**Tasks for this exercise**.
**a.** Copy out part of the article about the Phoenix Express exercise, starting at the words "The training is" and ending after the words "exercises and conferences.".
**b.** In the article about the Phoenix Express exercise, which frigates joined the Tunisian fleet at La Goulette Naval Base?

##### Reading text #####

ADF STAFF
“In cooperation there is strength.”
That was the message Tunisian Navy Chief of Staff Adm. Adel Jehane took from this year’s Phoenix Express, a multinational maritime exercise involving every coastal nation in North Africa.
Tunisia hosted the exercise’s 16th edition May 17-28, bringing together maritime forces from 13 nations: Algeria, Egypt, Libya, Mauritania, Morocco and Tunisia, as well as Belgium, France, Greece, Italy, Malta, Spain and the United States.
Frigates from Algeria, Egypt and Morocco joined the Tunisian fleet for the main part of the exercise at La Goulette Naval Base in Tunis. They participated in maneuvers to test their response to criminal activity.
The training is part of a broader North African effort to strengthen military relations, shut down trafficking networks and exchange experiences. The exercise included lectures, practical exercises and conferences.

##### Records provided #####

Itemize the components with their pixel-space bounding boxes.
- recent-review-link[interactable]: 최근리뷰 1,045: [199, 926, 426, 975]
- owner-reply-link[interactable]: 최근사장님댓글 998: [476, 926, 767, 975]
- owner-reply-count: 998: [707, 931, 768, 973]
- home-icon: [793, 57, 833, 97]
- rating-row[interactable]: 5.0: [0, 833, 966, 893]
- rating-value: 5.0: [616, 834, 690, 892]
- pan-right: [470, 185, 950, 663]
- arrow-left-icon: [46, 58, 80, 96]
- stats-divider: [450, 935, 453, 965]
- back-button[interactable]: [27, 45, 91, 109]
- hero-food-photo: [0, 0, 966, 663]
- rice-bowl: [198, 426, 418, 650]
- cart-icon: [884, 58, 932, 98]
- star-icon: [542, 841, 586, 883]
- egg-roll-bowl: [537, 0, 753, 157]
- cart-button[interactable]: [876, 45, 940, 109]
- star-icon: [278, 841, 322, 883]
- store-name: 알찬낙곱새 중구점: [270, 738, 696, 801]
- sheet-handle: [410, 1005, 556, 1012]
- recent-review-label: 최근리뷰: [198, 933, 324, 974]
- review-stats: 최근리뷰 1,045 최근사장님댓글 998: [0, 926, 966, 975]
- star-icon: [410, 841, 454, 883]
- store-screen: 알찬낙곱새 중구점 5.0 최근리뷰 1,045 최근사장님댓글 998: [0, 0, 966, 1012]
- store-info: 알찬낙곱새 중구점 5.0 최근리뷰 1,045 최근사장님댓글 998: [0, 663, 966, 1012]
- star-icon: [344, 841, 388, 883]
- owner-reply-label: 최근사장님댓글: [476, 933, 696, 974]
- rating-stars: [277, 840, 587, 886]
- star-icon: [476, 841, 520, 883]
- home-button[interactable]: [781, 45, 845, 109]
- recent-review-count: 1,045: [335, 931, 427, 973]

#####

**Numbered responses**.
**a.**
The training is part of a broader North African effort to strengthen military relations, shut down trafficking networks and exchange experiences. The exercise included lectures, practical exercises and conferences.

**b.** Frigates from Algeria, Egypt and Morocco.